(What is required): Every line of the material is to be quoted verbatim, minus the pictures.

(Dataset excerpts):

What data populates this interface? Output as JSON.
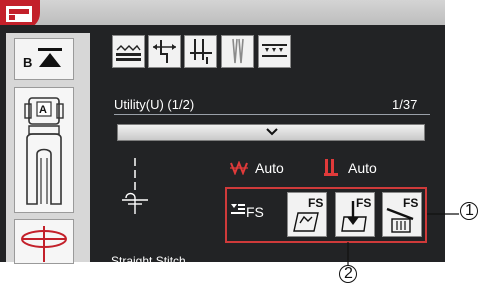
{
  "header": {
    "machine_icon": "sewing-machine-icon",
    "accent_color": "#c3202a"
  },
  "left_panel": {
    "foot_button_label": "B",
    "foot_card_label": "A"
  },
  "toolbar": {
    "icons": [
      "stitch-width-icon",
      "needle-position-icon",
      "needle-stop-icon",
      "twin-needle-icon",
      "feed-dog-icon"
    ]
  },
  "main": {
    "title": "Utility(U) (1/2)",
    "page_count": "1/37",
    "dropdown_icon": "chevron-down-icon",
    "thread_tension_label": "Auto",
    "presser_foot_label": "Auto",
    "fs_label": "FS",
    "fs_buttons": [
      {
        "badge": "FS",
        "icon": "favorite-stitch-save-icon"
      },
      {
        "badge": "FS",
        "icon": "favorite-stitch-load-icon"
      },
      {
        "badge": "FS",
        "icon": "favorite-stitch-delete-icon"
      }
    ],
    "stitch_name": "Straight Stitch"
  },
  "callouts": [
    {
      "number": "1"
    },
    {
      "number": "2"
    }
  ],
  "colors": {
    "screen_bg": "#222325",
    "highlight_border": "#cf3a3a",
    "icon_red": "#c3202a"
  }
}
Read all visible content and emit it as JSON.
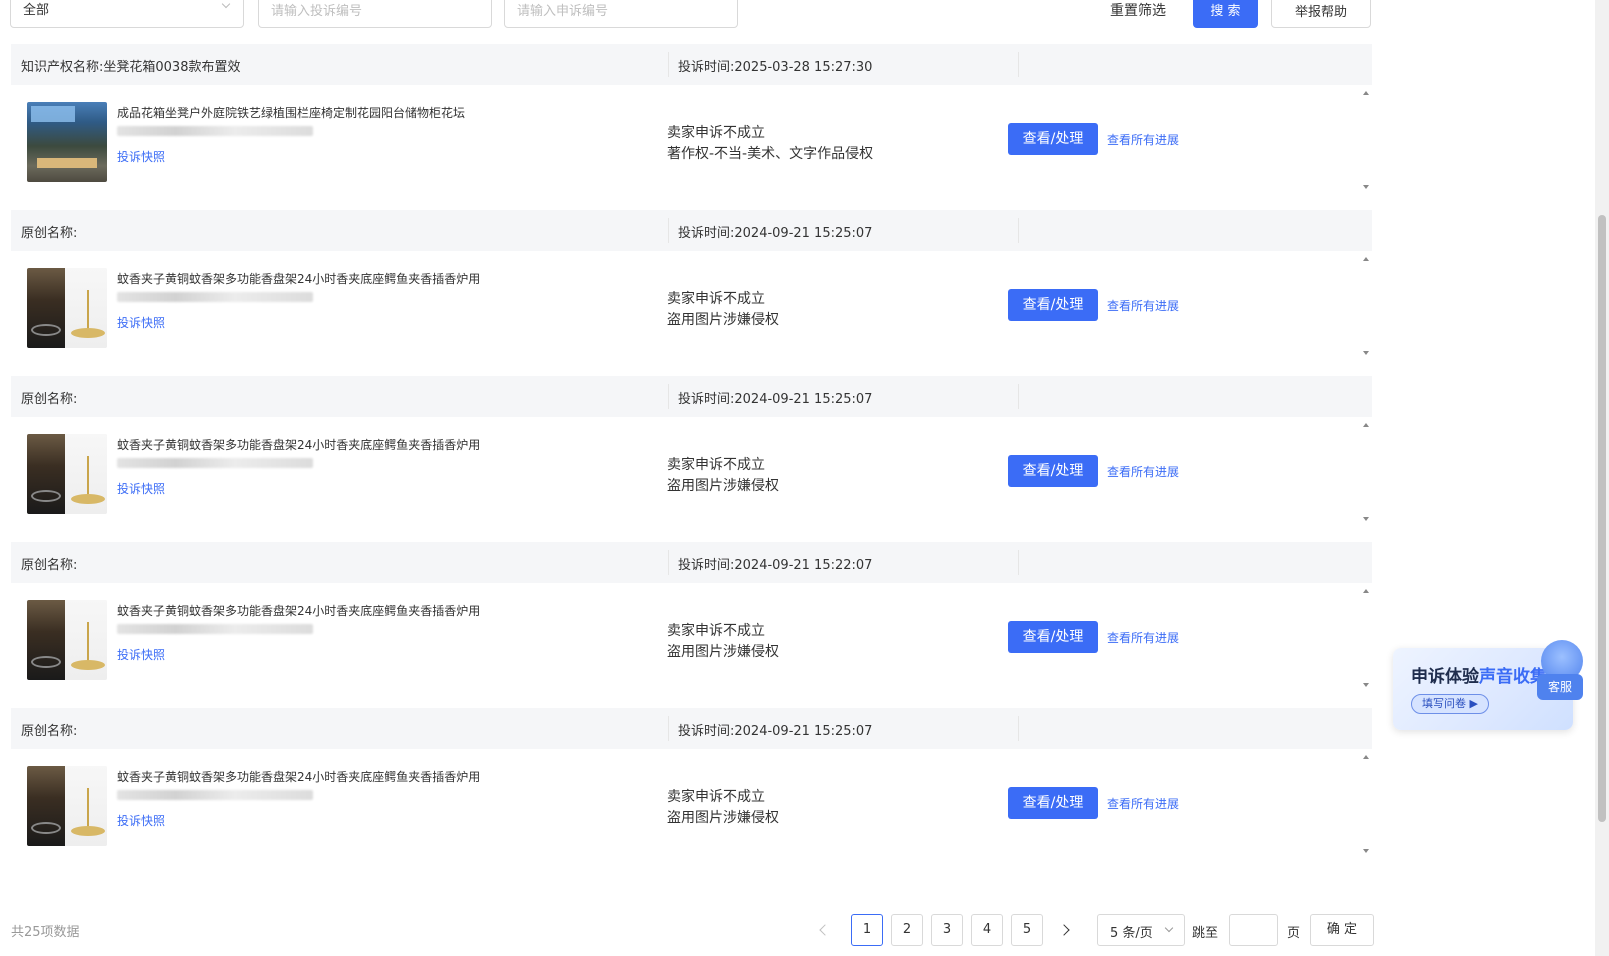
{
  "filters": {
    "type_select": "全部",
    "complaint_no_placeholder": "请输入投诉编号",
    "appeal_no_placeholder": "请输入申诉编号",
    "reset_label": "重置筛选",
    "search_label": "搜 索",
    "export_label": "举报帮助"
  },
  "records": [
    {
      "name": "知识产权名称:坐凳花箱0038款布置效",
      "time": "投诉时间:2025-03-28 15:27:30",
      "product_title": "成品花箱坐凳户外庭院铁艺绿植围栏座椅定制花园阳台储物柜花坛",
      "snapshot": "投诉快照",
      "status": "卖家申诉不成立",
      "reason": "著作权-不当-美术、文字作品侵权",
      "view_btn": "查看/处理",
      "progress_link": "查看所有进展"
    },
    {
      "name": "原创名称:",
      "time": "投诉时间:2024-09-21 15:25:07",
      "product_title": "蚊香夹子黄铜蚊香架多功能香盘架24小时香夹底座鳄鱼夹香插香炉用",
      "snapshot": "投诉快照",
      "status": "卖家申诉不成立",
      "reason": "盗用图片涉嫌侵权",
      "view_btn": "查看/处理",
      "progress_link": "查看所有进展"
    },
    {
      "name": "原创名称:",
      "time": "投诉时间:2024-09-21 15:25:07",
      "product_title": "蚊香夹子黄铜蚊香架多功能香盘架24小时香夹底座鳄鱼夹香插香炉用",
      "snapshot": "投诉快照",
      "status": "卖家申诉不成立",
      "reason": "盗用图片涉嫌侵权",
      "view_btn": "查看/处理",
      "progress_link": "查看所有进展"
    },
    {
      "name": "原创名称:",
      "time": "投诉时间:2024-09-21 15:22:07",
      "product_title": "蚊香夹子黄铜蚊香架多功能香盘架24小时香夹底座鳄鱼夹香插香炉用",
      "snapshot": "投诉快照",
      "status": "卖家申诉不成立",
      "reason": "盗用图片涉嫌侵权",
      "view_btn": "查看/处理",
      "progress_link": "查看所有进展"
    },
    {
      "name": "原创名称:",
      "time": "投诉时间:2024-09-21 15:25:07",
      "product_title": "蚊香夹子黄铜蚊香架多功能香盘架24小时香夹底座鳄鱼夹香插香炉用",
      "snapshot": "投诉快照",
      "status": "卖家申诉不成立",
      "reason": "盗用图片涉嫌侵权",
      "view_btn": "查看/处理",
      "progress_link": "查看所有进展"
    }
  ],
  "pagination": {
    "total": "共25项数据",
    "pages": [
      "1",
      "2",
      "3",
      "4",
      "5"
    ],
    "current": "1",
    "page_size": "5 条/页",
    "jump_label": "跳至",
    "page_unit": "页",
    "confirm": "确 定"
  },
  "survey": {
    "title_main": "申诉体验",
    "title_accent": "声音收集",
    "fill_label": "填写问卷 ▶",
    "service_label": "客服"
  },
  "colors": {
    "primary": "#3b6cf6",
    "header_bg": "#f5f6f8"
  }
}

(Answer to the problem):
What data populates this interface? Output as JSON.
{
  "header": {
    "machine_icon": "sewing-machine-icon",
    "accent_color": "#c3202a"
  },
  "left_panel": {
    "foot_button_label": "B",
    "foot_card_label": "A"
  },
  "toolbar": {
    "icons": [
      "stitch-width-icon",
      "needle-position-icon",
      "needle-stop-icon",
      "twin-needle-icon",
      "feed-dog-icon"
    ]
  },
  "main": {
    "title": "Utility(U) (1/2)",
    "page_count": "1/37",
    "dropdown_icon": "chevron-down-icon",
    "thread_tension_label": "Auto",
    "presser_foot_label": "Auto",
    "fs_label": "FS",
    "fs_buttons": [
      {
        "badge": "FS",
        "icon": "favorite-stitch-save-icon"
      },
      {
        "badge": "FS",
        "icon": "favorite-stitch-load-icon"
      },
      {
        "badge": "FS",
        "icon": "favorite-stitch-delete-icon"
      }
    ],
    "stitch_name": "Straight Stitch"
  },
  "callouts": [
    {
      "number": "1"
    },
    {
      "number": "2"
    }
  ],
  "colors": {
    "screen_bg": "#222325",
    "highlight_border": "#cf3a3a",
    "icon_red": "#c3202a"
  }
}
Read all visible content and emit it as JSON.
{
  "filters": {
    "type_select": "全部",
    "complaint_no_placeholder": "请输入投诉编号",
    "appeal_no_placeholder": "请输入申诉编号",
    "reset_label": "重置筛选",
    "search_label": "搜 索",
    "export_label": "举报帮助"
  },
  "records": [
    {
      "name": "知识产权名称:坐凳花箱0038款布置效",
      "time": "投诉时间:2025-03-28 15:27:30",
      "product_title": "成品花箱坐凳户外庭院铁艺绿植围栏座椅定制花园阳台储物柜花坛",
      "snapshot": "投诉快照",
      "status": "卖家申诉不成立",
      "reason": "著作权-不当-美术、文字作品侵权",
      "view_btn": "查看/处理",
      "progress_link": "查看所有进展"
    },
    {
      "name": "原创名称:",
      "time": "投诉时间:2024-09-21 15:25:07",
      "product_title": "蚊香夹子黄铜蚊香架多功能香盘架24小时香夹底座鳄鱼夹香插香炉用",
      "snapshot": "投诉快照",
      "status": "卖家申诉不成立",
      "reason": "盗用图片涉嫌侵权",
      "view_btn": "查看/处理",
      "progress_link": "查看所有进展"
    },
    {
      "name": "原创名称:",
      "time": "投诉时间:2024-09-21 15:25:07",
      "product_title": "蚊香夹子黄铜蚊香架多功能香盘架24小时香夹底座鳄鱼夹香插香炉用",
      "snapshot": "投诉快照",
      "status": "卖家申诉不成立",
      "reason": "盗用图片涉嫌侵权",
      "view_btn": "查看/处理",
      "progress_link": "查看所有进展"
    },
    {
      "name": "原创名称:",
      "time": "投诉时间:2024-09-21 15:22:07",
      "product_title": "蚊香夹子黄铜蚊香架多功能香盘架24小时香夹底座鳄鱼夹香插香炉用",
      "snapshot": "投诉快照",
      "status": "卖家申诉不成立",
      "reason": "盗用图片涉嫌侵权",
      "view_btn": "查看/处理",
      "progress_link": "查看所有进展"
    },
    {
      "name": "原创名称:",
      "time": "投诉时间:2024-09-21 15:25:07",
      "product_title": "蚊香夹子黄铜蚊香架多功能香盘架24小时香夹底座鳄鱼夹香插香炉用",
      "snapshot": "投诉快照",
      "status": "卖家申诉不成立",
      "reason": "盗用图片涉嫌侵权",
      "view_btn": "查看/处理",
      "progress_link": "查看所有进展"
    }
  ],
  "pagination": {
    "total": "共25项数据",
    "pages": [
      "1",
      "2",
      "3",
      "4",
      "5"
    ],
    "current": "1",
    "page_size": "5 条/页",
    "jump_label": "跳至",
    "page_unit": "页",
    "confirm": "确 定"
  },
  "survey": {
    "title_main": "申诉体验",
    "title_accent": "声音收集",
    "fill_label": "填写问卷 ▶",
    "service_label": "客服"
  },
  "colors": {
    "primary": "#3b6cf6",
    "header_bg": "#f5f6f8"
  }
}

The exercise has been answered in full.